Dataset excerpt:

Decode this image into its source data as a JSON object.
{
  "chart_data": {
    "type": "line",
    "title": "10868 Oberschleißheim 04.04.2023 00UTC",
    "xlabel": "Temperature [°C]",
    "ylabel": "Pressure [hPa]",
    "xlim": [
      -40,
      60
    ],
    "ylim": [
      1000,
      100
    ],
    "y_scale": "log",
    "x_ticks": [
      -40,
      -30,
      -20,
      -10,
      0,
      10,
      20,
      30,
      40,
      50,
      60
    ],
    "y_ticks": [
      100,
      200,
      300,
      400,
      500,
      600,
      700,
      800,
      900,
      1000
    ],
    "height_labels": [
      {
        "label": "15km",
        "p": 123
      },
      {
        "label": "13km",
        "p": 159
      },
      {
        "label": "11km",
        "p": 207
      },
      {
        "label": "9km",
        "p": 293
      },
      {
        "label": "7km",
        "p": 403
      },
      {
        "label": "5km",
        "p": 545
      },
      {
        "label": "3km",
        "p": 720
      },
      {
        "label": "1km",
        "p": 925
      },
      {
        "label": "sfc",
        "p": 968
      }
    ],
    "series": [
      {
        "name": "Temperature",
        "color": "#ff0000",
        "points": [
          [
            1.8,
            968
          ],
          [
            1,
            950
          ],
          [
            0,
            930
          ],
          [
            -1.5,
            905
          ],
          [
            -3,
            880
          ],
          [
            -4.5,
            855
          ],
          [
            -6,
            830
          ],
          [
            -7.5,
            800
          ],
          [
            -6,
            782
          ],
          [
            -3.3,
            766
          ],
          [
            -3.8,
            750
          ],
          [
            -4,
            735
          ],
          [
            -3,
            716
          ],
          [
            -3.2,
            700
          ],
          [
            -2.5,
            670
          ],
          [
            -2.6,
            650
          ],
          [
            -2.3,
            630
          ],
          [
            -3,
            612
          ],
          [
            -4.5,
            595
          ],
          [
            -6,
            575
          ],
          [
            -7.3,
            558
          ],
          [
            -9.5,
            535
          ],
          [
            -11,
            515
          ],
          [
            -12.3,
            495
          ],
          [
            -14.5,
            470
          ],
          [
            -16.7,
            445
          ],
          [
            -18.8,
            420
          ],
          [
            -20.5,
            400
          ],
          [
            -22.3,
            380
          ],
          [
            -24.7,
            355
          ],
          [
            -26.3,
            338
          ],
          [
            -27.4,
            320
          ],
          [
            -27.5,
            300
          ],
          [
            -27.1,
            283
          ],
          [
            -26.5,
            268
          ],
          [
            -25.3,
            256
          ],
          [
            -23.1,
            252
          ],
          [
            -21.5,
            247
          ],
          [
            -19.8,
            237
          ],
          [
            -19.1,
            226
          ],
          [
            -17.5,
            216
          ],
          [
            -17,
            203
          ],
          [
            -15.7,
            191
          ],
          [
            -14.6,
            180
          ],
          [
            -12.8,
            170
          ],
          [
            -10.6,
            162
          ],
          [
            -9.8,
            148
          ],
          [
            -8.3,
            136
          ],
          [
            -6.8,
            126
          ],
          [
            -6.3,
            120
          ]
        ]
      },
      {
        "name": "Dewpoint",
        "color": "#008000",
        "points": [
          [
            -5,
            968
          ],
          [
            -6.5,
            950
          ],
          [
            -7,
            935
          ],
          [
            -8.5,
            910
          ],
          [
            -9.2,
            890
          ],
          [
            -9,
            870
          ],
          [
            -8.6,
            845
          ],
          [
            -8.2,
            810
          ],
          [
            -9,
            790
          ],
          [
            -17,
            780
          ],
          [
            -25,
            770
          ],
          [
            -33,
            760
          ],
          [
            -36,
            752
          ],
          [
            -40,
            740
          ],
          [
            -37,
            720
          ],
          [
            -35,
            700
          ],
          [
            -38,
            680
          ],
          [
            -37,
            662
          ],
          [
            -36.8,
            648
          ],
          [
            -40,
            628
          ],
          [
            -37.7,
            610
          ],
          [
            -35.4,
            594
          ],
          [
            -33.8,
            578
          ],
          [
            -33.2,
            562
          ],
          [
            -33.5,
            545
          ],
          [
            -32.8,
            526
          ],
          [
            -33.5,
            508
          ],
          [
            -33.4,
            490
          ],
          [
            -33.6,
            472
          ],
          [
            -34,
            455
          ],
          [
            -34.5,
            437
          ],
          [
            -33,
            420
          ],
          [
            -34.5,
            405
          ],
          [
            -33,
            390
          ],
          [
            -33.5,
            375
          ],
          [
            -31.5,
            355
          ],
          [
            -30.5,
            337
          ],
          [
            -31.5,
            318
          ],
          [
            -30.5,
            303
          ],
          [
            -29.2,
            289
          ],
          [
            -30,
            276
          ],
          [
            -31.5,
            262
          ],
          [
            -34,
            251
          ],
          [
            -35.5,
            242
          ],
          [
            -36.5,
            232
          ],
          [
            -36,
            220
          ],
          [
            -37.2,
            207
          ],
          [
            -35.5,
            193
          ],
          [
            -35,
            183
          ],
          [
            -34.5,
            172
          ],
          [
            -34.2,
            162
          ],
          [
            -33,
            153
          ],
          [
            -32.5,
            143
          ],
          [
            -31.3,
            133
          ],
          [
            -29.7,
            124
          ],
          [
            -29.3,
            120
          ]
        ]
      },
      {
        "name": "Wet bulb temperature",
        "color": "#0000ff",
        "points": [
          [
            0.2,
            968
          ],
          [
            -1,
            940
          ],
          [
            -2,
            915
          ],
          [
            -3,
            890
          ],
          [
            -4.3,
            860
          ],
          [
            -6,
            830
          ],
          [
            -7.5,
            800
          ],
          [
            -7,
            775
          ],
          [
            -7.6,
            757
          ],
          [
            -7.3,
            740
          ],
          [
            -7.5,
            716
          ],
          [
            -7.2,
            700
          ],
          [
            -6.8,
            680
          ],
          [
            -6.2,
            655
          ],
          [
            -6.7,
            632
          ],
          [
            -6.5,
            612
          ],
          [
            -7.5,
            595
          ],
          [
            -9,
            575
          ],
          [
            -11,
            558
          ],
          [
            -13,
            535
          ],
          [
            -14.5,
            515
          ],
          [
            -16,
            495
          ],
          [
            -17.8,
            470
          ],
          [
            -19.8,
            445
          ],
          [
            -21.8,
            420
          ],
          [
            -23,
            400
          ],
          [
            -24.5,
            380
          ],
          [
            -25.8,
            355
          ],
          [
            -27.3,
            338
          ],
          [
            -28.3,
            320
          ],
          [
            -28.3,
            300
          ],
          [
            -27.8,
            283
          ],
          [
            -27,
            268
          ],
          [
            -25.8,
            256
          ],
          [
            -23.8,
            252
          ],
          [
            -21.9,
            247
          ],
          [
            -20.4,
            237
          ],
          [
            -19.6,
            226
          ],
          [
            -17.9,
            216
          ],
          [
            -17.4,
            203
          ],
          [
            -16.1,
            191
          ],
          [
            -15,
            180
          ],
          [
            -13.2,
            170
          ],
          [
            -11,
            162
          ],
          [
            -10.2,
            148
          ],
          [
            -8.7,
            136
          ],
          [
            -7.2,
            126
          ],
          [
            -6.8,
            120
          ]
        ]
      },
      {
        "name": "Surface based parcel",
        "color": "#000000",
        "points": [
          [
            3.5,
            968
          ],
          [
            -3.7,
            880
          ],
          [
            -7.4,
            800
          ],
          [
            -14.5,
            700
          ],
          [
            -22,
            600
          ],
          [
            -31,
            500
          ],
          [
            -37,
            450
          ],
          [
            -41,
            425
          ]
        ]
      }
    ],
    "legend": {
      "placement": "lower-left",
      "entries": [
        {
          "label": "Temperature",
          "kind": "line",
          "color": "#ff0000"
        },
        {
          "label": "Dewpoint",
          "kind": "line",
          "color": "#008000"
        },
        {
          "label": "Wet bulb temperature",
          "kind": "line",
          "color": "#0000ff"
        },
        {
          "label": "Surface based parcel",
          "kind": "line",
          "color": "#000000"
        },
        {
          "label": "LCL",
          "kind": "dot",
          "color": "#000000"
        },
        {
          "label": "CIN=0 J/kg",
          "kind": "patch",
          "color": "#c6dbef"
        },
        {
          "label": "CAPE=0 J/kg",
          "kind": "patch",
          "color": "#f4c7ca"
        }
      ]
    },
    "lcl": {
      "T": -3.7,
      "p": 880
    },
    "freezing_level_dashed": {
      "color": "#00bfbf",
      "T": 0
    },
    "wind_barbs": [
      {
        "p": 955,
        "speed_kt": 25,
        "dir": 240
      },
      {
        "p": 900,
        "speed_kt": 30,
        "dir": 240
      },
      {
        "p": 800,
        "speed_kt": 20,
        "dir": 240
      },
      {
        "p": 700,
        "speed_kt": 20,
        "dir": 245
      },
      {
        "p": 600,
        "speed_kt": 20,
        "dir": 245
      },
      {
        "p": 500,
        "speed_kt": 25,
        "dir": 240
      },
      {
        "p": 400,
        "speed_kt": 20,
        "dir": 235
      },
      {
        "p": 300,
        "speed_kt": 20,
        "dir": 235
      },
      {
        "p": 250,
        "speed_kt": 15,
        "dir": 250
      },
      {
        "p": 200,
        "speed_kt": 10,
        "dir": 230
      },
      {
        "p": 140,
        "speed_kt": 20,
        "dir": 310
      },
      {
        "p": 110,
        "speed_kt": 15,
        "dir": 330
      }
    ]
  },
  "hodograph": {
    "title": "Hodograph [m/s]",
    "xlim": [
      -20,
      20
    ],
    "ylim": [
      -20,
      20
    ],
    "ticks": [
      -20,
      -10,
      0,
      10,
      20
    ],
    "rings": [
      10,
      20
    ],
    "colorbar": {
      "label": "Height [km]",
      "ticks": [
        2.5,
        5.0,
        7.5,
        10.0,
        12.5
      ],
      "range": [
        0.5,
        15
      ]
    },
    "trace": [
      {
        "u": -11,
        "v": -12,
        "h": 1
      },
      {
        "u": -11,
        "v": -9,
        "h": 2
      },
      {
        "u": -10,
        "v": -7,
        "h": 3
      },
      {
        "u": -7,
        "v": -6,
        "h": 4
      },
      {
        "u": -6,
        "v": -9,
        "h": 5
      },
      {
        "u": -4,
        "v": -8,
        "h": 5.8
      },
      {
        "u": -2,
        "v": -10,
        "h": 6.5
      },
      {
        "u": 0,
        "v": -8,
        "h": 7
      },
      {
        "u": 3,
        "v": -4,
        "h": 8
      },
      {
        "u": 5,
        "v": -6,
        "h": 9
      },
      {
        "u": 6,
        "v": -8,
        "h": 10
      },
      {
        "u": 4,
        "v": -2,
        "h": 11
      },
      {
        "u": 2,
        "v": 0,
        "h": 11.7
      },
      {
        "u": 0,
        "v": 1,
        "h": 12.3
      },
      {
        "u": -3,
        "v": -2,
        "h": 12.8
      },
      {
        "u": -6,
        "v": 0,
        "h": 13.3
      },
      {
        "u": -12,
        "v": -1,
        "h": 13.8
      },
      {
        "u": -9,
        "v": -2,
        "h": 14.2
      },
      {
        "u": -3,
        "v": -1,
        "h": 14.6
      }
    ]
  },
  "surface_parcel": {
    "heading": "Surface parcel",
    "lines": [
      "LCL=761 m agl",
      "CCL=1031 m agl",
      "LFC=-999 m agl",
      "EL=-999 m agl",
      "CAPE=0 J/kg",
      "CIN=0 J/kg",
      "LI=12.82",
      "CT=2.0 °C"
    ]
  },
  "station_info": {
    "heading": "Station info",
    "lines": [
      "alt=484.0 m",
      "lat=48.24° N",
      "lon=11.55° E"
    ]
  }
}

**To be done**
Looking at the entries above, state how many lines contain "heading"; give the number alone.

**Reply to the task**
2